#### [问题]
请逐字照录下面的全部数据，每一行都不要遗漏或改动。

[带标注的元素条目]
((

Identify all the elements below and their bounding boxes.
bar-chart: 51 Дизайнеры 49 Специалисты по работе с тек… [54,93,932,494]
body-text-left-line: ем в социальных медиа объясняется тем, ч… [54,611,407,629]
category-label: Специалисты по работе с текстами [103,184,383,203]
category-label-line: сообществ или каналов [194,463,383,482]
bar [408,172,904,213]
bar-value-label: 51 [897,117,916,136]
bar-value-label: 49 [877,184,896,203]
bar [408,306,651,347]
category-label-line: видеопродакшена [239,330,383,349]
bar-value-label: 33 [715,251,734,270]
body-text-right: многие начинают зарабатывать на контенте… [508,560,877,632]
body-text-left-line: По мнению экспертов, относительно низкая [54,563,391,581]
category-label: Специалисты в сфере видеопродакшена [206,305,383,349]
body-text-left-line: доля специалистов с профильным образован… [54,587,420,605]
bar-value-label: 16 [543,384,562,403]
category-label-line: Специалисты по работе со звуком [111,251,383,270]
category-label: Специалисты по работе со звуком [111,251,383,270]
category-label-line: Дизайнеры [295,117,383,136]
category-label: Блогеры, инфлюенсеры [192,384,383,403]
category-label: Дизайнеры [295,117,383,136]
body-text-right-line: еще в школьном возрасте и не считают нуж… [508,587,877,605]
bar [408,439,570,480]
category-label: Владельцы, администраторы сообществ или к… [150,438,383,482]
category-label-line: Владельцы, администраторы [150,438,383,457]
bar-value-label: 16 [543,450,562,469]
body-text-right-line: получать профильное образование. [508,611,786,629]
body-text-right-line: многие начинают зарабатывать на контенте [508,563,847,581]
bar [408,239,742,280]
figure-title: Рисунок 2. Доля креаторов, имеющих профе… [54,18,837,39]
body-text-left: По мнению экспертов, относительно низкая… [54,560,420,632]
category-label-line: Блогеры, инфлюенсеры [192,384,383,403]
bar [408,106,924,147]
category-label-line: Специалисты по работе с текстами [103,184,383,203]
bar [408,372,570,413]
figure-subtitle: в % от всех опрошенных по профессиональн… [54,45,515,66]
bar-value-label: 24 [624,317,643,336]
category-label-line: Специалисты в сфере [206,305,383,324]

))

#### [问题解答]
Identify all the elements below and their bounding boxes.
bar-chart: 51 Дизайнеры 49 Специалисты по работе с тек… [54,93,932,494]
body-text-left-line: ем в социальных медиа объясняется тем, ч… [54,611,407,629]
category-label: Специалисты по работе с текстами [103,184,383,203]
category-label-line: сообществ или каналов [194,463,383,482]
bar [408,172,904,213]
bar-value-label: 51 [897,117,916,136]
bar-value-label: 49 [877,184,896,203]
bar [408,306,651,347]
category-label-line: видеопродакшена [239,330,383,349]
bar-value-label: 33 [715,251,734,270]
body-text-right: многие начинают зарабатывать на контенте… [508,560,877,632]
body-text-left-line: По мнению экспертов, относительно низкая [54,563,391,581]
category-label: Специалисты в сфере видеопродакшена [206,305,383,349]
body-text-left-line: доля специалистов с профильным образован… [54,587,420,605]
bar-value-label: 16 [543,384,562,403]
category-label-line: Специалисты по работе со звуком [111,251,383,270]
category-label: Специалисты по работе со звуком [111,251,383,270]
category-label-line: Дизайнеры [295,117,383,136]
category-label: Блогеры, инфлюенсеры [192,384,383,403]
category-label: Дизайнеры [295,117,383,136]
body-text-right-line: еще в школьном возрасте и не считают нуж… [508,587,877,605]
bar [408,439,570,480]
category-label: Владельцы, администраторы сообществ или к… [150,438,383,482]
category-label-line: Владельцы, администраторы [150,438,383,457]
bar-value-label: 16 [543,450,562,469]
body-text-right-line: получать профильное образование. [508,611,786,629]
body-text-right-line: многие начинают зарабатывать на контенте [508,563,847,581]
bar [408,239,742,280]
figure-title: Рисунок 2. Доля креаторов, имеющих профе… [54,18,837,39]
body-text-left: По мнению экспертов, относительно низкая… [54,560,420,632]
category-label-line: Блогеры, инфлюенсеры [192,384,383,403]
bar [408,106,924,147]
category-label-line: Специалисты по работе с текстами [103,184,383,203]
bar [408,372,570,413]
figure-subtitle: в % от всех опрошенных по профессиональн… [54,45,515,66]
bar-value-label: 24 [624,317,643,336]
category-label-line: Специалисты в сфере [206,305,383,324]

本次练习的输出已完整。